YOUR INSTRUCTIONS: Print the data exactly as it is given, please.
###
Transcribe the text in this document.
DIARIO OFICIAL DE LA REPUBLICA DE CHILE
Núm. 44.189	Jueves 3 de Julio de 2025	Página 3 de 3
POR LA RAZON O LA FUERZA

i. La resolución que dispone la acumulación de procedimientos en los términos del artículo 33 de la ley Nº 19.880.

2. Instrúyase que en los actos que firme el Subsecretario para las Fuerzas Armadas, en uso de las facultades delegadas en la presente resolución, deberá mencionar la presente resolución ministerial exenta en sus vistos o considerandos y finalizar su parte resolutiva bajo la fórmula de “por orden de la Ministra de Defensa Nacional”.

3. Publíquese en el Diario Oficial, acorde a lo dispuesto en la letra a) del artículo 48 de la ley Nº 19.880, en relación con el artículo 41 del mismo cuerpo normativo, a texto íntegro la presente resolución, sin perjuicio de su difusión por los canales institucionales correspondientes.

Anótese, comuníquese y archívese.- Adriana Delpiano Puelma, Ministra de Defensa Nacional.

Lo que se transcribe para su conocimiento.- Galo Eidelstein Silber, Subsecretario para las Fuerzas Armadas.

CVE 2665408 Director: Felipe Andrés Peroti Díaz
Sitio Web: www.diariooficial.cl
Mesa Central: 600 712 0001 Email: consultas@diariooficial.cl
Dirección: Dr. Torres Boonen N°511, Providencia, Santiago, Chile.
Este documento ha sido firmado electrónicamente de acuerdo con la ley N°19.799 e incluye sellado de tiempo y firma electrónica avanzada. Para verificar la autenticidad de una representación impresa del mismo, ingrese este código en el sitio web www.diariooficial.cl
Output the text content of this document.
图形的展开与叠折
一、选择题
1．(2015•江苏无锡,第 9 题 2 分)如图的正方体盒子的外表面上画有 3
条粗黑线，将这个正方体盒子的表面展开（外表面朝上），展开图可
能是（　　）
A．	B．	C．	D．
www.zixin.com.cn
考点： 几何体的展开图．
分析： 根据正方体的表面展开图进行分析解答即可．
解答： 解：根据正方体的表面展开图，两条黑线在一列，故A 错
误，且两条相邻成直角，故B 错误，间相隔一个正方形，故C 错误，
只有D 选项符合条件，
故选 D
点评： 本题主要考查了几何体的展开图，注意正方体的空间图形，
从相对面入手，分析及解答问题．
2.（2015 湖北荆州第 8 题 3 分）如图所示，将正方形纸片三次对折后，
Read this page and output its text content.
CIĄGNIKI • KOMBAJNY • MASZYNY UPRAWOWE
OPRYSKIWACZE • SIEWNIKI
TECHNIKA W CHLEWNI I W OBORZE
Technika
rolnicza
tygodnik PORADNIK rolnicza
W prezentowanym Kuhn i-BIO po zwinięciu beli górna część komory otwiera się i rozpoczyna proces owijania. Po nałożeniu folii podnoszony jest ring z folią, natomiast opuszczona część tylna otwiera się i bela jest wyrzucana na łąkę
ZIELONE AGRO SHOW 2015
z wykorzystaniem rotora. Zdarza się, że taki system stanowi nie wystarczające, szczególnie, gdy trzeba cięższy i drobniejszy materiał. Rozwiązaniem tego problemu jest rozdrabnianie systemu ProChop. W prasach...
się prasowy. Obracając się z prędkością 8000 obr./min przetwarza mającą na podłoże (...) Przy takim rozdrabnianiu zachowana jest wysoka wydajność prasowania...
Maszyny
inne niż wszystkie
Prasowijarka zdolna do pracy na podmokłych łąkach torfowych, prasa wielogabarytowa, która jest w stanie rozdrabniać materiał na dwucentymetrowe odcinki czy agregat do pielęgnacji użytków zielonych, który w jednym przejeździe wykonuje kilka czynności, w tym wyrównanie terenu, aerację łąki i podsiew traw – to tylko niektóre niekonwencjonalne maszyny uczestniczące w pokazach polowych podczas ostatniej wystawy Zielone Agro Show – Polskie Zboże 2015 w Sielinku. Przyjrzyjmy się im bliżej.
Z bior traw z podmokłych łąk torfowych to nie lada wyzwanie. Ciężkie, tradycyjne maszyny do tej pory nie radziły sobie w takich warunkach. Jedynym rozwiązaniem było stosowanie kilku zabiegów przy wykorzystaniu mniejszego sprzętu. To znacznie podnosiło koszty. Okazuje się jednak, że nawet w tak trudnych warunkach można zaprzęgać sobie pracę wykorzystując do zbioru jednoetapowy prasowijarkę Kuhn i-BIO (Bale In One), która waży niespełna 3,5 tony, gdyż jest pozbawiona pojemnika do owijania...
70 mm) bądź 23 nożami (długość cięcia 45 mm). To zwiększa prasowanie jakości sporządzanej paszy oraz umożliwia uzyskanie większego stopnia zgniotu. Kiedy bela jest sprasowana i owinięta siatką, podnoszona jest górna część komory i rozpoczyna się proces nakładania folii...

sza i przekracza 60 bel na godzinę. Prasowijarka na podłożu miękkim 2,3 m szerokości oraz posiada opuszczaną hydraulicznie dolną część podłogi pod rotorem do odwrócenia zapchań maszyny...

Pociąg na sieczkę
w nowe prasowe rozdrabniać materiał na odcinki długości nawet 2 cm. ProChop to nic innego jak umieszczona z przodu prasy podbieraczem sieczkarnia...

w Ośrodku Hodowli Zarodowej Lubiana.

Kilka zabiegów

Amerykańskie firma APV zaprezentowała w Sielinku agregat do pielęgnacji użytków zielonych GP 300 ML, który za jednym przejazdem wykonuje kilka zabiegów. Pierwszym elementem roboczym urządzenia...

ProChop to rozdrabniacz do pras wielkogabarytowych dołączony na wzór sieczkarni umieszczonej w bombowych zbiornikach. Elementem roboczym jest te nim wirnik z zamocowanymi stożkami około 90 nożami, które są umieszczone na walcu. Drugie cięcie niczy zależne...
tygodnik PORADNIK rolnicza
###
OUTPUT BELOW:
Transcribe the text in this document.
DIARIO OFICIAL DE LA REPUBLICA DE CHILE
Núm. 44.189	Jueves 3 de Julio de 2025	Página 3 de 3
POR LA RAZON O LA FUERZA

i. La resolución que dispone la acumulación de procedimientos en los términos del artículo 33 de la ley Nº 19.880.

2. Instrúyase que en los actos que firme el Subsecretario para las Fuerzas Armadas, en uso de las facultades delegadas en la presente resolución, deberá mencionar la presente resolución ministerial exenta en sus vistos o considerandos y finalizar su parte resolutiva bajo la fórmula de “por orden de la Ministra de Defensa Nacional”.

3. Publíquese en el Diario Oficial, acorde a lo dispuesto en la letra a) del artículo 48 de la ley Nº 19.880, en relación con el artículo 41 del mismo cuerpo normativo, a texto íntegro la presente resolución, sin perjuicio de su difusión por los canales institucionales correspondientes.

Anótese, comuníquese y archívese.- Adriana Delpiano Puelma, Ministra de Defensa Nacional.

Lo que se transcribe para su conocimiento.- Galo Eidelstein Silber, Subsecretario para las Fuerzas Armadas.

CVE 2665408 Director: Felipe Andrés Peroti Díaz
Sitio Web: www.diariooficial.cl
Mesa Central: 600 712 0001 Email: consultas@diariooficial.cl
Dirección: Dr. Torres Boonen N°511, Providencia, Santiago, Chile.
Este documento ha sido firmado electrónicamente de acuerdo con la ley N°19.799 e incluye sellado de tiempo y firma electrónica avanzada. Para verificar la autenticidad de una representación impresa del mismo, ingrese este código en el sitio web www.diariooficial.cl
Output the text content of this document.
图形的展开与叠折
一、选择题
1．(2015•江苏无锡,第 9 题 2 分)如图的正方体盒子的外表面上画有 3
条粗黑线，将这个正方体盒子的表面展开（外表面朝上），展开图可
能是（　　）
A．	B．	C．	D．
www.zixin.com.cn
考点： 几何体的展开图．
分析： 根据正方体的表面展开图进行分析解答即可．
解答： 解：根据正方体的表面展开图，两条黑线在一列，故A 错
误，且两条相邻成直角，故B 错误，间相隔一个正方形，故C 错误，
只有D 选项符合条件，
故选 D
点评： 本题主要考查了几何体的展开图，注意正方体的空间图形，
从相对面入手，分析及解答问题．
2.（2015 湖北荆州第 8 题 3 分）如图所示，将正方形纸片三次对折后，
Read this page and output its text content.
CIĄGNIKI • KOMBAJNY • MASZYNY UPRAWOWE
OPRYSKIWACZE • SIEWNIKI
TECHNIKA W CHLEWNI I W OBORZE
Technika
rolnicza
tygodnik PORADNIK rolnicza
W prezentowanym Kuhn i-BIO po zwinięciu beli górna część komory otwiera się i rozpoczyna proces owijania. Po nałożeniu folii podnoszony jest ring z folią, natomiast opuszczona część tylna otwiera się i bela jest wyrzucana na łąkę
ZIELONE AGRO SHOW 2015
z wykorzystaniem rotora. Zdarza się, że taki system stanowi nie wystarczające, szczególnie, gdy trzeba cięższy i drobniejszy materiał. Rozwiązaniem tego problemu jest rozdrabnianie systemu ProChop. W prasach...
się prasowy. Obracając się z prędkością 8000 obr./min przetwarza mającą na podłoże (...) Przy takim rozdrabnianiu zachowana jest wysoka wydajność prasowania...
Maszyny
inne niż wszystkie
Prasowijarka zdolna do pracy na podmokłych łąkach torfowych, prasa wielogabarytowa, która jest w stanie rozdrabniać materiał na dwucentymetrowe odcinki czy agregat do pielęgnacji użytków zielonych, który w jednym przejeździe wykonuje kilka czynności, w tym wyrównanie terenu, aerację łąki i podsiew traw – to tylko niektóre niekonwencjonalne maszyny uczestniczące w pokazach polowych podczas ostatniej wystawy Zielone Agro Show – Polskie Zboże 2015 w Sielinku. Przyjrzyjmy się im bliżej.
Z bior traw z podmokłych łąk torfowych to nie lada wyzwanie. Ciężkie, tradycyjne maszyny do tej pory nie radziły sobie w takich warunkach. Jedynym rozwiązaniem było stosowanie kilku zabiegów przy wykorzystaniu mniejszego sprzętu. To znacznie podnosiło koszty. Okazuje się jednak, że nawet w tak trudnych warunkach można zaprzęgać sobie pracę wykorzystując do zbioru jednoetapowy prasowijarkę Kuhn i-BIO (Bale In One), która waży niespełna 3,5 tony, gdyż jest pozbawiona pojemnika do owijania...
70 mm) bądź 23 nożami (długość cięcia 45 mm). To zwiększa prasowanie jakości sporządzanej paszy oraz umożliwia uzyskanie większego stopnia zgniotu. Kiedy bela jest sprasowana i owinięta siatką, podnoszona jest górna część komory i rozpoczyna się proces nakładania folii...

sza i przekracza 60 bel na godzinę. Prasowijarka na podłożu miękkim 2,3 m szerokości oraz posiada opuszczaną hydraulicznie dolną część podłogi pod rotorem do odwrócenia zapchań maszyny...

Pociąg na sieczkę
w nowe prasowe rozdrabniać materiał na odcinki długości nawet 2 cm. ProChop to nic innego jak umieszczona z przodu prasy podbieraczem sieczkarnia...

w Ośrodku Hodowli Zarodowej Lubiana.

Kilka zabiegów

Amerykańskie firma APV zaprezentowała w Sielinku agregat do pielęgnacji użytków zielonych GP 300 ML, który za jednym przejazdem wykonuje kilka zabiegów. Pierwszym elementem roboczym urządzenia...

ProChop to rozdrabniacz do pras wielkogabarytowych dołączony na wzór sieczkarni umieszczonej w bombowych zbiornikach. Elementem roboczym jest te nim wirnik z zamocowanymi stożkami około 90 nożami, które są umieszczone na walcu. Drugie cięcie niczy zależne...
tygodnik PORADNIK rolnicza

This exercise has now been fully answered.